Select and reproduce each line of the listing below that bears the string "Futtermittelqualität".

# TASK DATA
______

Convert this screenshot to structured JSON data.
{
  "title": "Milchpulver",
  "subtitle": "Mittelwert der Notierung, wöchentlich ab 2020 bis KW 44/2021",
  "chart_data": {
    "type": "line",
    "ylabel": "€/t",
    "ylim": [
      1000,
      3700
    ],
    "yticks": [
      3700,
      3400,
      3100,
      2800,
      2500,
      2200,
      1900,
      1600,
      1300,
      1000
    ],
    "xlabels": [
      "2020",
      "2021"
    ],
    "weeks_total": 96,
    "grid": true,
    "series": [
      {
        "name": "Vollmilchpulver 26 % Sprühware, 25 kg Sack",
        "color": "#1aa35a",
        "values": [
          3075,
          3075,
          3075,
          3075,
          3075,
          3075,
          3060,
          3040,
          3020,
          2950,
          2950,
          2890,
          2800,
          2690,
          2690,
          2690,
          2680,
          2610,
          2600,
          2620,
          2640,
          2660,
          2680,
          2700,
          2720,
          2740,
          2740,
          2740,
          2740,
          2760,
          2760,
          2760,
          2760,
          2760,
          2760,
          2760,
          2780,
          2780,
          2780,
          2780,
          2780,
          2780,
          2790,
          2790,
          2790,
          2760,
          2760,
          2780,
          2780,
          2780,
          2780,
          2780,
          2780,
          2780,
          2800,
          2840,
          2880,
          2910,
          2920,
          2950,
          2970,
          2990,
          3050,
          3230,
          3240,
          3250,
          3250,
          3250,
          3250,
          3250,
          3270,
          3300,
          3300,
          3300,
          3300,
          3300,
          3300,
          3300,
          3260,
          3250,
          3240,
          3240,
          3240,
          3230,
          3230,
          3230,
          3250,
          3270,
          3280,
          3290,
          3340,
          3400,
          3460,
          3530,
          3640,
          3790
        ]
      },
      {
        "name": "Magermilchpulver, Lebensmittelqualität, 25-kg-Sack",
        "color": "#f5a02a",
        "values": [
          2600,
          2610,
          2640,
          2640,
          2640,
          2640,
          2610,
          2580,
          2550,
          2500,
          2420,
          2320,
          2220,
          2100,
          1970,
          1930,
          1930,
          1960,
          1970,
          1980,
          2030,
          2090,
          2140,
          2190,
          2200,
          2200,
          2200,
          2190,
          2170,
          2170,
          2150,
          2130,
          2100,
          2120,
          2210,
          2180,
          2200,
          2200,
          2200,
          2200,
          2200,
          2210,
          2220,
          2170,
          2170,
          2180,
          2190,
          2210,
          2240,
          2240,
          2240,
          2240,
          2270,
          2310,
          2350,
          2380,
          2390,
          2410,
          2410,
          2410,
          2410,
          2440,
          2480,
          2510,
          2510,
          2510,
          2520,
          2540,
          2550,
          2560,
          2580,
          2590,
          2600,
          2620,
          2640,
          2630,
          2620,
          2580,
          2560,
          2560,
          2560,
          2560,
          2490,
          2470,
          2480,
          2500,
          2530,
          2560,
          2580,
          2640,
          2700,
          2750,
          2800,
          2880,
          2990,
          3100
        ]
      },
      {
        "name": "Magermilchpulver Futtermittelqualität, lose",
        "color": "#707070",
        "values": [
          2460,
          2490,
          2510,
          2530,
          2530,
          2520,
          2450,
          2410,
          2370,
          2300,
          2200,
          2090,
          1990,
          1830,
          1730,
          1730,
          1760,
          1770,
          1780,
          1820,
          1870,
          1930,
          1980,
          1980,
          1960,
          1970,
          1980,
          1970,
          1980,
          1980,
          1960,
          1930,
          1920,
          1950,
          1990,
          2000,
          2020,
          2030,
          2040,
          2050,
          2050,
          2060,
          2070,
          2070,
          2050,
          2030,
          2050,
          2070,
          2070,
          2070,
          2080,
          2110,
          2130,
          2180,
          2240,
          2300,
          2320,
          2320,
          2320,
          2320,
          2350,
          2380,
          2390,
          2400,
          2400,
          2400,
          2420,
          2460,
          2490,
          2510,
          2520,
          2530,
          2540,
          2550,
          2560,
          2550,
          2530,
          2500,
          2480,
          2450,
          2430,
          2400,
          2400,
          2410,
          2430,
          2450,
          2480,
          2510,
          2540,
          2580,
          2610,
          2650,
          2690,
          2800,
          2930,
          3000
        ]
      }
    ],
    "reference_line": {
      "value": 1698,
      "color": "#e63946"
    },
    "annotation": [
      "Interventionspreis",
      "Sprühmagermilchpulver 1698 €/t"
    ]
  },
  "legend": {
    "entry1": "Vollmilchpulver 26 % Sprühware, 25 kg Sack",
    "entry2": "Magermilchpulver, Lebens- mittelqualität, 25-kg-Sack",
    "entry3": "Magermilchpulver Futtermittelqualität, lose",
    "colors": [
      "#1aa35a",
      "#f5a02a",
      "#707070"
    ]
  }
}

______

# SOLUTION TO THIS PROBLEM
        "name": "Magermilchpulver Futtermittelqualität, lose",
    "entry3": "Magermilchpulver Futtermittelqualität, lose",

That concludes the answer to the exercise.